***** DATA SHOWN

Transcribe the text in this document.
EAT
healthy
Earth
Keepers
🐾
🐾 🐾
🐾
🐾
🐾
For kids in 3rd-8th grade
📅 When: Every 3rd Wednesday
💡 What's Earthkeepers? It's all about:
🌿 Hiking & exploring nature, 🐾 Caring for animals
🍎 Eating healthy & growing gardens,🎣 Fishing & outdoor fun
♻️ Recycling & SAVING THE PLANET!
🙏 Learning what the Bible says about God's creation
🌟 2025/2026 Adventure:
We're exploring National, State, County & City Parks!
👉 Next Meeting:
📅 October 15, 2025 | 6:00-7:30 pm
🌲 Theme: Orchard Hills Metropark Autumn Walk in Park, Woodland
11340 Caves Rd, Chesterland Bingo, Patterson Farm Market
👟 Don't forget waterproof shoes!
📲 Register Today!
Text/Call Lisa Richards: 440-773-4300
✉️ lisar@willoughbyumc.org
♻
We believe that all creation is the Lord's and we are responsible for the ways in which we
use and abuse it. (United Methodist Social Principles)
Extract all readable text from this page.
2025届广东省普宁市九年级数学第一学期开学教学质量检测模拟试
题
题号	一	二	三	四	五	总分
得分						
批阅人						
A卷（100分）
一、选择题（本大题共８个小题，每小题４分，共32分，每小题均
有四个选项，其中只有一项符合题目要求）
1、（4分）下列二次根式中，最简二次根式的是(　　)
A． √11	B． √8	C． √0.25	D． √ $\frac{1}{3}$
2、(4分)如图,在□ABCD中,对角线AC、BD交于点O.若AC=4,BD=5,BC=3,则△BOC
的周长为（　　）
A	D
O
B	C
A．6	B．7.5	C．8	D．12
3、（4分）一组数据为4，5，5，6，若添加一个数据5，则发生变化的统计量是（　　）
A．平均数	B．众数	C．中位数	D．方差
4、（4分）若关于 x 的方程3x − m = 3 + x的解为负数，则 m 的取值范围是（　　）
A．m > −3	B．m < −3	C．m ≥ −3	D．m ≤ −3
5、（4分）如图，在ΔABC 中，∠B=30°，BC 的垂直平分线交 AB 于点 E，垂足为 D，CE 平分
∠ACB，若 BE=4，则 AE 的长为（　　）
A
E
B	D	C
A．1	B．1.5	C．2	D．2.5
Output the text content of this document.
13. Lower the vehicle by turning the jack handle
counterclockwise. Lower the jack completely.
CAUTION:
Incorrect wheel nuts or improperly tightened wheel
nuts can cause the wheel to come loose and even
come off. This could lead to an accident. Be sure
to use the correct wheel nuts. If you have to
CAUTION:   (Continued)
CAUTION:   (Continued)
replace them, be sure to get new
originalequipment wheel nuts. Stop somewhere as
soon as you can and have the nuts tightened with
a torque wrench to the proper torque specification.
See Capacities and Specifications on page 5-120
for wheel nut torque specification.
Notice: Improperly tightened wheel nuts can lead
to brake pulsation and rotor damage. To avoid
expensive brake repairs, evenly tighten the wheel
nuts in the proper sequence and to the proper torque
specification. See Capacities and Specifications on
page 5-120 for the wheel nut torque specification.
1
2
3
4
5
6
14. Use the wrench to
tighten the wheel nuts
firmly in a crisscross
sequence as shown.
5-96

**********

EXERCISE DIRECTIONS: Pull out all lines in the data above that include "creation".

FINISHED ANSWER:
🙏 Learning what the Bible says about God's creation
We believe that all creation is the Lord's and we are responsible for the ways in which we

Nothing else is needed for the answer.